Stated exercise
Provide an exact transcription of all the records.

Stored items:
• • •
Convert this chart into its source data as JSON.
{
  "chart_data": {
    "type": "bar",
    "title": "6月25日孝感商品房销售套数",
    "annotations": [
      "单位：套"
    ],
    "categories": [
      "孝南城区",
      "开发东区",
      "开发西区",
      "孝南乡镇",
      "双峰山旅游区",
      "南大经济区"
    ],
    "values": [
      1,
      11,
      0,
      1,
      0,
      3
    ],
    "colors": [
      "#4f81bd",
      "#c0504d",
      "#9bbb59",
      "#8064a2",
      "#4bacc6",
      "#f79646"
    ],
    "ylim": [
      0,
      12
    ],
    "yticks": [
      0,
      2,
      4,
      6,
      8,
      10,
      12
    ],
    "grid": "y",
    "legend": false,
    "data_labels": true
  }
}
• • •
Answer below
Convert this chart into its source data as JSON.
{
  "chart_data": {
    "type": "bar",
    "title": "6月25日孝感商品房销售套数",
    "annotations": [
      "单位：套"
    ],
    "categories": [
      "孝南城区",
      "开发东区",
      "开发西区",
      "孝南乡镇",
      "双峰山旅游区",
      "南大经济区"
    ],
    "values": [
      1,
      11,
      0,
      1,
      0,
      3
    ],
    "colors": [
      "#4f81bd",
      "#c0504d",
      "#9bbb59",
      "#8064a2",
      "#4bacc6",
      "#f79646"
    ],
    "ylim": [
      0,
      12
    ],
    "yticks": [
      0,
      2,
      4,
      6,
      8,
      10,
      12
    ],
    "grid": "y",
    "legend": false,
    "data_labels": true
  }
}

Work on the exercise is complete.